-- Begin Working data --

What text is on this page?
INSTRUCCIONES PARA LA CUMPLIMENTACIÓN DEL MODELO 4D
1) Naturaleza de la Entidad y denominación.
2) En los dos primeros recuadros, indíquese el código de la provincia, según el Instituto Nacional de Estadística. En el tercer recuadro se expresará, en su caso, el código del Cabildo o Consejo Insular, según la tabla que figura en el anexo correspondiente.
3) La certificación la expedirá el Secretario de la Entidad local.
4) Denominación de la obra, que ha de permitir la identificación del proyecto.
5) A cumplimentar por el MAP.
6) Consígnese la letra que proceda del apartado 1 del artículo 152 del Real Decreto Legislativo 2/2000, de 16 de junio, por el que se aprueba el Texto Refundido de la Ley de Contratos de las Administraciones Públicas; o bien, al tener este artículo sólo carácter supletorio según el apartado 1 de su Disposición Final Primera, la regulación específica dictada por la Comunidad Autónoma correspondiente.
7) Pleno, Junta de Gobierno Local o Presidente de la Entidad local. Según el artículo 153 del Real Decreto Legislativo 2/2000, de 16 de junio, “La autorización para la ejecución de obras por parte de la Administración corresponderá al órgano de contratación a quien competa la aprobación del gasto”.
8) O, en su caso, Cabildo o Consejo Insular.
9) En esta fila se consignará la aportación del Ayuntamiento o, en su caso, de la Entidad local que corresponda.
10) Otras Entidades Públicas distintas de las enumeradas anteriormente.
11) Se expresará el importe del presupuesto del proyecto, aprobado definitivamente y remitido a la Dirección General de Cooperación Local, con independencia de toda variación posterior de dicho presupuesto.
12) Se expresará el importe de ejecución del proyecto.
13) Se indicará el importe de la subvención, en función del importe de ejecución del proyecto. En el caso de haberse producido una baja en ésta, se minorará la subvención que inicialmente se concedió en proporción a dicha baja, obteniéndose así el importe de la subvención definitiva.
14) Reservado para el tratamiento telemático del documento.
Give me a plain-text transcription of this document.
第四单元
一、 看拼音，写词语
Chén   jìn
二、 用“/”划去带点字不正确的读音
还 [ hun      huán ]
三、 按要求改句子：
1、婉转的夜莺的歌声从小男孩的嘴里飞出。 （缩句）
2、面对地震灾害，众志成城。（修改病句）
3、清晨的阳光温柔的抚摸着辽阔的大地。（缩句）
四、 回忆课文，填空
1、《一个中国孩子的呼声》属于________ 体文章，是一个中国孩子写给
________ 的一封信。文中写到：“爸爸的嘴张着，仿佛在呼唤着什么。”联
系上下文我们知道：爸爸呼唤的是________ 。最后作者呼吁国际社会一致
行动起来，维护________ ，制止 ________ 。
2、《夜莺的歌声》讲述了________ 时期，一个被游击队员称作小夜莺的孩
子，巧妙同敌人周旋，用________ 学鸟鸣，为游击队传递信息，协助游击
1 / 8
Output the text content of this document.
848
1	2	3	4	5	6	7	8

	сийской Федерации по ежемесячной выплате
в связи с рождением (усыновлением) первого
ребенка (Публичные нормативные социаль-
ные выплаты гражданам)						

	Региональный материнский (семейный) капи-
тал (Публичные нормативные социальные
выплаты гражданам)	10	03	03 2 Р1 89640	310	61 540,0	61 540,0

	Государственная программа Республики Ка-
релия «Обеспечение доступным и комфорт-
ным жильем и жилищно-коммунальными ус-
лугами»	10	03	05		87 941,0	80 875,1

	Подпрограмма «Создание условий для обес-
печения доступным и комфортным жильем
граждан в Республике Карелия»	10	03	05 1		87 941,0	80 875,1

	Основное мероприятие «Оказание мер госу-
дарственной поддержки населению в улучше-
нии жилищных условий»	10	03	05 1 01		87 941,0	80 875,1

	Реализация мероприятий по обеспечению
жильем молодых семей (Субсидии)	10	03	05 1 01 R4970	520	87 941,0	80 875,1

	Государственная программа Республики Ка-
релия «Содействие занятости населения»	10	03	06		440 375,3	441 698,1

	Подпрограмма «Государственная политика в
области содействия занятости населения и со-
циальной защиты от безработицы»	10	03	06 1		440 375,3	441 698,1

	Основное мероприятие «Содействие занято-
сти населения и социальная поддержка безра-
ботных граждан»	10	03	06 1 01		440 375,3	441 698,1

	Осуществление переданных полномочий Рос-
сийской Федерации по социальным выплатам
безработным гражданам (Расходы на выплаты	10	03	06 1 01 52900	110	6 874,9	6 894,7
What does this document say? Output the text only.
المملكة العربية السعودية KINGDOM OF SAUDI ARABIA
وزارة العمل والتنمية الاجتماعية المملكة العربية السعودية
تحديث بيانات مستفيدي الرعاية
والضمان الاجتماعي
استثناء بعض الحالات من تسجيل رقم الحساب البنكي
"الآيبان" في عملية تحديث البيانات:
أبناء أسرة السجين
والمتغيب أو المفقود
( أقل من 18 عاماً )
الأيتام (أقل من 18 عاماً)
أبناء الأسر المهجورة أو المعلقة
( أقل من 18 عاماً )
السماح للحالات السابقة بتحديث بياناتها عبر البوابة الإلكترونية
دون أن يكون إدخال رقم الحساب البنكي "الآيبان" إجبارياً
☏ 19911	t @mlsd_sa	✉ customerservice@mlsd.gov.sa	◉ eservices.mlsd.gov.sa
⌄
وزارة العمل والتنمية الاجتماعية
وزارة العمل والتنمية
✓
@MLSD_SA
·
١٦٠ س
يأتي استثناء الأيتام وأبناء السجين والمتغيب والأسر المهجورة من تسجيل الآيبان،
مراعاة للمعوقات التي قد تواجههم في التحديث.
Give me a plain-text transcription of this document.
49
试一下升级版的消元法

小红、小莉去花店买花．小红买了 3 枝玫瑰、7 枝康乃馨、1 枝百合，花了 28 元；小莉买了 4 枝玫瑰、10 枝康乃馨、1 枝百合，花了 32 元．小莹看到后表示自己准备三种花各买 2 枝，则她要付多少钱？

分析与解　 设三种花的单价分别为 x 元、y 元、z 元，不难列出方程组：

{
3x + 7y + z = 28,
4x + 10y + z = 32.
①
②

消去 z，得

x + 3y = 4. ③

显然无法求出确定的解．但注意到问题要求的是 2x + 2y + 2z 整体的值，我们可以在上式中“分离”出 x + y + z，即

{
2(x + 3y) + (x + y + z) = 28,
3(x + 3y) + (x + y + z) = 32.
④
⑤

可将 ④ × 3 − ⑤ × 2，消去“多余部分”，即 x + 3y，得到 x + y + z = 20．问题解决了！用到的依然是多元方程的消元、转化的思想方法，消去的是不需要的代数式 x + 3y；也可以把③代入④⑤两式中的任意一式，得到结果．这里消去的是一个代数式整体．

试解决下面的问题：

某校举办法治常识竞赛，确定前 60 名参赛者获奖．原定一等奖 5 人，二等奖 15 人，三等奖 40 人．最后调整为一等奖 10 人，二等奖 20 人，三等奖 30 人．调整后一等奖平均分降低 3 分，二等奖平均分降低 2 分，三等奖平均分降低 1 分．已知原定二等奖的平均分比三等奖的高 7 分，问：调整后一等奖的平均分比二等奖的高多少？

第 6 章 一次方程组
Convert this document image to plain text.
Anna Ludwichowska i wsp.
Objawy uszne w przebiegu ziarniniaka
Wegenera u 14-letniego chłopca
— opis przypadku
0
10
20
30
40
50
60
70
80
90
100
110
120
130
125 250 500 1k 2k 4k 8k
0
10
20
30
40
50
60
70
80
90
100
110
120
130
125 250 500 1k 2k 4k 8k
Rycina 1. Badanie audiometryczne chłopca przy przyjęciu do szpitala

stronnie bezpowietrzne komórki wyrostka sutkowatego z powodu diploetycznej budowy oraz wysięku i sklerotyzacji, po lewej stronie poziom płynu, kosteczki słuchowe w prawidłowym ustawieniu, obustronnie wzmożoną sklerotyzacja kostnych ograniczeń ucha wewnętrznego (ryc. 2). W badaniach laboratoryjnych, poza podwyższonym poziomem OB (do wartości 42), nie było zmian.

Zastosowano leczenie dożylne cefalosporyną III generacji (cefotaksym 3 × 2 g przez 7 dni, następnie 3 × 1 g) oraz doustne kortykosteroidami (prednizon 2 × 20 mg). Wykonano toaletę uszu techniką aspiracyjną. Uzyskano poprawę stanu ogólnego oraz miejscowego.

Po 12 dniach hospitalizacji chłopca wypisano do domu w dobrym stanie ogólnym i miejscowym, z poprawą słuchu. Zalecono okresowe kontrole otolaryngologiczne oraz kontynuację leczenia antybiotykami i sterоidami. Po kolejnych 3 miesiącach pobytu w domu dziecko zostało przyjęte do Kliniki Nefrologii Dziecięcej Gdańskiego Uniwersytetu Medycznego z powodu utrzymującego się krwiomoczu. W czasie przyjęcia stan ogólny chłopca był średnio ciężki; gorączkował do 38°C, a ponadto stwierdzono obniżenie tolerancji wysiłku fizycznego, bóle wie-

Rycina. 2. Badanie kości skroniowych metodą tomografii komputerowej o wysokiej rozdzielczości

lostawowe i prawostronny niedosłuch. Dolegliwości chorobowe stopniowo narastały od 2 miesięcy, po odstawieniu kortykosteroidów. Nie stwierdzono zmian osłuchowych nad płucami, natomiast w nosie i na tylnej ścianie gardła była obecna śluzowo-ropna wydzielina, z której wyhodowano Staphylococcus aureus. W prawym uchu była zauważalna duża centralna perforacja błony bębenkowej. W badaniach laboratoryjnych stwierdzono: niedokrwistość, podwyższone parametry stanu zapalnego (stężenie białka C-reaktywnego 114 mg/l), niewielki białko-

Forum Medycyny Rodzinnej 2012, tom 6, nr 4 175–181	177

-- End Working data --

__Task prompt__. Locate the line with "Convert this document image to plain text." in the entries above; extract it and every line after it, verbatim.

__Output for this task__.
Convert this document image to plain text.
Anna Ludwichowska i wsp.
Objawy uszne w przebiegu ziarniniaka
Wegenera u 14-letniego chłopca
— opis przypadku
0
10
20
30
40
50
60
70
80
90
100
110
120
130
125 250 500 1k 2k 4k 8k
0
10
20
30
40
50
60
70
80
90
100
110
120
130
125 250 500 1k 2k 4k 8k
Rycina 1. Badanie audiometryczne chłopca przy przyjęciu do szpitala

stronnie bezpowietrzne komórki wyrostka sutkowatego z powodu diploetycznej budowy oraz wysięku i sklerotyzacji, po lewej stronie poziom płynu, kosteczki słuchowe w prawidłowym ustawieniu, obustronnie wzmożoną sklerotyzacja kostnych ograniczeń ucha wewnętrznego (ryc. 2). W badaniach laboratoryjnych, poza podwyższonym poziomem OB (do wartości 42), nie było zmian.

Zastosowano leczenie dożylne cefalosporyną III generacji (cefotaksym 3 × 2 g przez 7 dni, następnie 3 × 1 g) oraz doustne kortykosteroidami (prednizon 2 × 20 mg). Wykonano toaletę uszu techniką aspiracyjną. Uzyskano poprawę stanu ogólnego oraz miejscowego.

Po 12 dniach hospitalizacji chłopca wypisano do domu w dobrym stanie ogólnym i miejscowym, z poprawą słuchu. Zalecono okresowe kontrole otolaryngologiczne oraz kontynuację leczenia antybiotykami i sterоidami. Po kolejnych 3 miesiącach pobytu w domu dziecko zostało przyjęte do Kliniki Nefrologii Dziecięcej Gdańskiego Uniwersytetu Medycznego z powodu utrzymującego się krwiomoczu. W czasie przyjęcia stan ogólny chłopca był średnio ciężki; gorączkował do 38°C, a ponadto stwierdzono obniżenie tolerancji wysiłku fizycznego, bóle wie-

Rycina. 2. Badanie kości skroniowych metodą tomografii komputerowej o wysokiej rozdzielczości

lostawowe i prawostronny niedosłuch. Dolegliwości chorobowe stopniowo narastały od 2 miesięcy, po odstawieniu kortykosteroidów. Nie stwierdzono zmian osłuchowych nad płucami, natomiast w nosie i na tylnej ścianie gardła była obecna śluzowo-ropna wydzielina, z której wyhodowano Staphylococcus aureus. W prawym uchu była zauważalna duża centralna perforacja błony bębenkowej. W badaniach laboratoryjnych stwierdzono: niedokrwistość, podwyższone parametry stanu zapalnego (stężenie białka C-reaktywnego 114 mg/l), niewielki białko-

Forum Medycyny Rodzinnej 2012, tom 6, nr 4 175–181	177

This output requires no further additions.